== LISTED RECORDS ==
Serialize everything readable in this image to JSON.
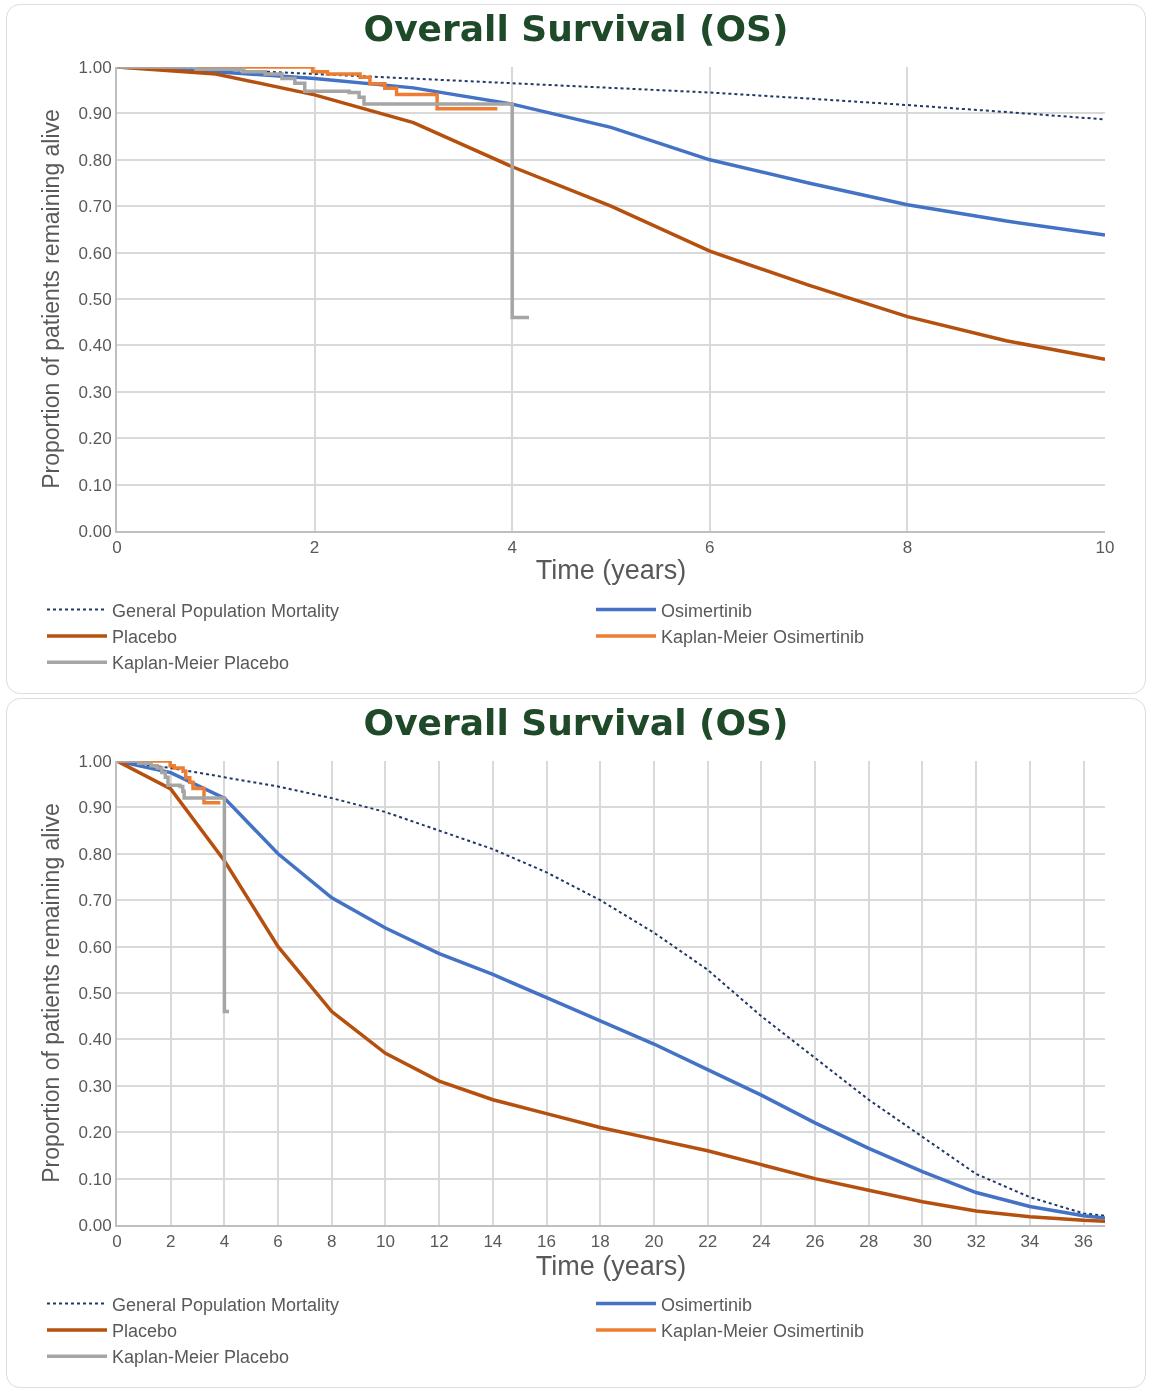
{
  "chart_data": [
    {
      "type": "line",
      "title": "Overall Survival (OS)",
      "xlabel": "Time (years)",
      "ylabel": "Proportion of patients remaining alive",
      "xlim": [
        0,
        10
      ],
      "xticks": [
        0,
        2,
        4,
        6,
        8,
        10
      ],
      "ylim": [
        0,
        1
      ],
      "yticks": [
        {
          "value": 0,
          "label": "0.00"
        },
        {
          "value": 0.1,
          "label": "0.10"
        },
        {
          "value": 0.2,
          "label": "0.20"
        },
        {
          "value": 0.3,
          "label": "0.30"
        },
        {
          "value": 0.4,
          "label": "0.40"
        },
        {
          "value": 0.5,
          "label": "0.50"
        },
        {
          "value": 0.6,
          "label": "0.60"
        },
        {
          "value": 0.7,
          "label": "0.70"
        },
        {
          "value": 0.8,
          "label": "0.80"
        },
        {
          "value": 0.9,
          "label": "0.90"
        },
        {
          "value": 1,
          "label": "1.00"
        }
      ],
      "grid": true,
      "legend": "bottom",
      "series": [
        {
          "name": "General Population Mortality",
          "color": "#203864",
          "line_style": "dotted",
          "x": [
            0,
            1,
            2,
            3,
            4,
            5,
            6,
            7,
            8,
            9,
            10
          ],
          "values": [
            1,
            0.995,
            0.985,
            0.975,
            0.965,
            0.955,
            0.945,
            0.932,
            0.918,
            0.903,
            0.887
          ]
        },
        {
          "name": "Osimertinib",
          "color": "#4472c4",
          "x": [
            0,
            1,
            2,
            3,
            4,
            5,
            6,
            7,
            8,
            9,
            10
          ],
          "values": [
            1,
            0.99,
            0.975,
            0.955,
            0.92,
            0.87,
            0.8,
            0.75,
            0.703,
            0.668,
            0.638
          ]
        },
        {
          "name": "Placebo",
          "color": "#b5500f",
          "x": [
            0,
            1,
            2,
            3,
            4,
            5,
            6,
            7,
            8,
            9,
            10
          ],
          "values": [
            1,
            0.985,
            0.94,
            0.88,
            0.785,
            0.7,
            0.603,
            0.53,
            0.462,
            0.41,
            0.37
          ]
        },
        {
          "name": "Kaplan-Meier Osimertinib",
          "type": "step",
          "color": "#ed7d31",
          "x": [
            0,
            1.98,
            2.13,
            2.46,
            2.56,
            2.71,
            2.83,
            3.24,
            3.85
          ],
          "values": [
            1,
            0.99,
            0.985,
            0.978,
            0.964,
            0.954,
            0.941,
            0.91,
            0.91
          ]
        },
        {
          "name": "Kaplan-Meier Placebo",
          "type": "step",
          "color": "#a5a5a5",
          "x": [
            0,
            0.8,
            1.27,
            1.5,
            1.67,
            1.8,
            1.9,
            2.35,
            2.45,
            2.5,
            4.0,
            4.17
          ],
          "values": [
            1,
            0.995,
            0.99,
            0.985,
            0.975,
            0.965,
            0.948,
            0.945,
            0.935,
            0.92,
            0.46,
            0.46
          ]
        }
      ]
    },
    {
      "type": "line",
      "title": "Overall Survival (OS)",
      "xlabel": "Time (years)",
      "ylabel": "Proportion of patients remaining alive",
      "xlim": [
        0,
        36.8
      ],
      "xticks": [
        0,
        2,
        4,
        6,
        8,
        10,
        12,
        14,
        16,
        18,
        20,
        22,
        24,
        26,
        28,
        30,
        32,
        34,
        36
      ],
      "ylim": [
        0,
        1
      ],
      "yticks": [
        {
          "value": 0,
          "label": "0.00"
        },
        {
          "value": 0.1,
          "label": "0.10"
        },
        {
          "value": 0.2,
          "label": "0.20"
        },
        {
          "value": 0.3,
          "label": "0.30"
        },
        {
          "value": 0.4,
          "label": "0.40"
        },
        {
          "value": 0.5,
          "label": "0.50"
        },
        {
          "value": 0.6,
          "label": "0.60"
        },
        {
          "value": 0.7,
          "label": "0.70"
        },
        {
          "value": 0.8,
          "label": "0.80"
        },
        {
          "value": 0.9,
          "label": "0.90"
        },
        {
          "value": 1,
          "label": "1.00"
        }
      ],
      "grid": true,
      "legend": "bottom",
      "series": [
        {
          "name": "General Population Mortality",
          "color": "#203864",
          "line_style": "dotted",
          "x": [
            0,
            2,
            4,
            6,
            8,
            10,
            12,
            14,
            16,
            18,
            20,
            22,
            24,
            26,
            28,
            30,
            32,
            34,
            36,
            36.8
          ],
          "values": [
            1,
            0.985,
            0.965,
            0.945,
            0.92,
            0.89,
            0.85,
            0.81,
            0.76,
            0.7,
            0.63,
            0.55,
            0.45,
            0.36,
            0.27,
            0.19,
            0.11,
            0.06,
            0.025,
            0.02
          ]
        },
        {
          "name": "Osimertinib",
          "color": "#4472c4",
          "x": [
            0,
            2,
            4,
            6,
            8,
            10,
            12,
            14,
            16,
            18,
            20,
            22,
            24,
            26,
            28,
            30,
            32,
            34,
            36,
            36.8
          ],
          "values": [
            1,
            0.975,
            0.92,
            0.8,
            0.705,
            0.64,
            0.585,
            0.54,
            0.49,
            0.44,
            0.39,
            0.335,
            0.28,
            0.22,
            0.165,
            0.115,
            0.07,
            0.04,
            0.02,
            0.015
          ]
        },
        {
          "name": "Placebo",
          "color": "#b5500f",
          "x": [
            0,
            2,
            4,
            6,
            8,
            10,
            12,
            14,
            16,
            18,
            20,
            22,
            24,
            26,
            28,
            30,
            32,
            34,
            36,
            36.8
          ],
          "values": [
            1,
            0.94,
            0.785,
            0.6,
            0.46,
            0.37,
            0.31,
            0.27,
            0.24,
            0.21,
            0.185,
            0.16,
            0.13,
            0.1,
            0.075,
            0.05,
            0.03,
            0.018,
            0.01,
            0.008
          ]
        },
        {
          "name": "Kaplan-Meier Osimertinib",
          "type": "step",
          "color": "#ed7d31",
          "x": [
            0,
            1.98,
            2.13,
            2.46,
            2.56,
            2.71,
            2.83,
            3.24,
            3.85
          ],
          "values": [
            1,
            0.99,
            0.985,
            0.978,
            0.964,
            0.954,
            0.941,
            0.91,
            0.91
          ]
        },
        {
          "name": "Kaplan-Meier Placebo",
          "type": "step",
          "color": "#a5a5a5",
          "x": [
            0,
            0.8,
            1.27,
            1.5,
            1.67,
            1.8,
            1.9,
            2.35,
            2.45,
            2.5,
            4.0,
            4.17
          ],
          "values": [
            1,
            0.995,
            0.99,
            0.985,
            0.975,
            0.965,
            0.948,
            0.945,
            0.935,
            0.92,
            0.46,
            0.46
          ]
        }
      ]
    }
  ]
}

== ACTIVITY ==
Return the complete material above exactly, with no picture.

== EXERCISE RESULT ==
Serialize everything readable in this image to JSON.
{
  "chart_data": [
    {
      "type": "line",
      "title": "Overall Survival (OS)",
      "xlabel": "Time (years)",
      "ylabel": "Proportion of patients remaining alive",
      "xlim": [
        0,
        10
      ],
      "xticks": [
        0,
        2,
        4,
        6,
        8,
        10
      ],
      "ylim": [
        0,
        1
      ],
      "yticks": [
        {
          "value": 0,
          "label": "0.00"
        },
        {
          "value": 0.1,
          "label": "0.10"
        },
        {
          "value": 0.2,
          "label": "0.20"
        },
        {
          "value": 0.3,
          "label": "0.30"
        },
        {
          "value": 0.4,
          "label": "0.40"
        },
        {
          "value": 0.5,
          "label": "0.50"
        },
        {
          "value": 0.6,
          "label": "0.60"
        },
        {
          "value": 0.7,
          "label": "0.70"
        },
        {
          "value": 0.8,
          "label": "0.80"
        },
        {
          "value": 0.9,
          "label": "0.90"
        },
        {
          "value": 1,
          "label": "1.00"
        }
      ],
      "grid": true,
      "legend": "bottom",
      "series": [
        {
          "name": "General Population Mortality",
          "color": "#203864",
          "line_style": "dotted",
          "x": [
            0,
            1,
            2,
            3,
            4,
            5,
            6,
            7,
            8,
            9,
            10
          ],
          "values": [
            1,
            0.995,
            0.985,
            0.975,
            0.965,
            0.955,
            0.945,
            0.932,
            0.918,
            0.903,
            0.887
          ]
        },
        {
          "name": "Osimertinib",
          "color": "#4472c4",
          "x": [
            0,
            1,
            2,
            3,
            4,
            5,
            6,
            7,
            8,
            9,
            10
          ],
          "values": [
            1,
            0.99,
            0.975,
            0.955,
            0.92,
            0.87,
            0.8,
            0.75,
            0.703,
            0.668,
            0.638
          ]
        },
        {
          "name": "Placebo",
          "color": "#b5500f",
          "x": [
            0,
            1,
            2,
            3,
            4,
            5,
            6,
            7,
            8,
            9,
            10
          ],
          "values": [
            1,
            0.985,
            0.94,
            0.88,
            0.785,
            0.7,
            0.603,
            0.53,
            0.462,
            0.41,
            0.37
          ]
        },
        {
          "name": "Kaplan-Meier Osimertinib",
          "type": "step",
          "color": "#ed7d31",
          "x": [
            0,
            1.98,
            2.13,
            2.46,
            2.56,
            2.71,
            2.83,
            3.24,
            3.85
          ],
          "values": [
            1,
            0.99,
            0.985,
            0.978,
            0.964,
            0.954,
            0.941,
            0.91,
            0.91
          ]
        },
        {
          "name": "Kaplan-Meier Placebo",
          "type": "step",
          "color": "#a5a5a5",
          "x": [
            0,
            0.8,
            1.27,
            1.5,
            1.67,
            1.8,
            1.9,
            2.35,
            2.45,
            2.5,
            4.0,
            4.17
          ],
          "values": [
            1,
            0.995,
            0.99,
            0.985,
            0.975,
            0.965,
            0.948,
            0.945,
            0.935,
            0.92,
            0.46,
            0.46
          ]
        }
      ]
    },
    {
      "type": "line",
      "title": "Overall Survival (OS)",
      "xlabel": "Time (years)",
      "ylabel": "Proportion of patients remaining alive",
      "xlim": [
        0,
        36.8
      ],
      "xticks": [
        0,
        2,
        4,
        6,
        8,
        10,
        12,
        14,
        16,
        18,
        20,
        22,
        24,
        26,
        28,
        30,
        32,
        34,
        36
      ],
      "ylim": [
        0,
        1
      ],
      "yticks": [
        {
          "value": 0,
          "label": "0.00"
        },
        {
          "value": 0.1,
          "label": "0.10"
        },
        {
          "value": 0.2,
          "label": "0.20"
        },
        {
          "value": 0.3,
          "label": "0.30"
        },
        {
          "value": 0.4,
          "label": "0.40"
        },
        {
          "value": 0.5,
          "label": "0.50"
        },
        {
          "value": 0.6,
          "label": "0.60"
        },
        {
          "value": 0.7,
          "label": "0.70"
        },
        {
          "value": 0.8,
          "label": "0.80"
        },
        {
          "value": 0.9,
          "label": "0.90"
        },
        {
          "value": 1,
          "label": "1.00"
        }
      ],
      "grid": true,
      "legend": "bottom",
      "series": [
        {
          "name": "General Population Mortality",
          "color": "#203864",
          "line_style": "dotted",
          "x": [
            0,
            2,
            4,
            6,
            8,
            10,
            12,
            14,
            16,
            18,
            20,
            22,
            24,
            26,
            28,
            30,
            32,
            34,
            36,
            36.8
          ],
          "values": [
            1,
            0.985,
            0.965,
            0.945,
            0.92,
            0.89,
            0.85,
            0.81,
            0.76,
            0.7,
            0.63,
            0.55,
            0.45,
            0.36,
            0.27,
            0.19,
            0.11,
            0.06,
            0.025,
            0.02
          ]
        },
        {
          "name": "Osimertinib",
          "color": "#4472c4",
          "x": [
            0,
            2,
            4,
            6,
            8,
            10,
            12,
            14,
            16,
            18,
            20,
            22,
            24,
            26,
            28,
            30,
            32,
            34,
            36,
            36.8
          ],
          "values": [
            1,
            0.975,
            0.92,
            0.8,
            0.705,
            0.64,
            0.585,
            0.54,
            0.49,
            0.44,
            0.39,
            0.335,
            0.28,
            0.22,
            0.165,
            0.115,
            0.07,
            0.04,
            0.02,
            0.015
          ]
        },
        {
          "name": "Placebo",
          "color": "#b5500f",
          "x": [
            0,
            2,
            4,
            6,
            8,
            10,
            12,
            14,
            16,
            18,
            20,
            22,
            24,
            26,
            28,
            30,
            32,
            34,
            36,
            36.8
          ],
          "values": [
            1,
            0.94,
            0.785,
            0.6,
            0.46,
            0.37,
            0.31,
            0.27,
            0.24,
            0.21,
            0.185,
            0.16,
            0.13,
            0.1,
            0.075,
            0.05,
            0.03,
            0.018,
            0.01,
            0.008
          ]
        },
        {
          "name": "Kaplan-Meier Osimertinib",
          "type": "step",
          "color": "#ed7d31",
          "x": [
            0,
            1.98,
            2.13,
            2.46,
            2.56,
            2.71,
            2.83,
            3.24,
            3.85
          ],
          "values": [
            1,
            0.99,
            0.985,
            0.978,
            0.964,
            0.954,
            0.941,
            0.91,
            0.91
          ]
        },
        {
          "name": "Kaplan-Meier Placebo",
          "type": "step",
          "color": "#a5a5a5",
          "x": [
            0,
            0.8,
            1.27,
            1.5,
            1.67,
            1.8,
            1.9,
            2.35,
            2.45,
            2.5,
            4.0,
            4.17
          ],
          "values": [
            1,
            0.995,
            0.99,
            0.985,
            0.975,
            0.965,
            0.948,
            0.945,
            0.935,
            0.92,
            0.46,
            0.46
          ]
        }
      ]
    }
  ]
}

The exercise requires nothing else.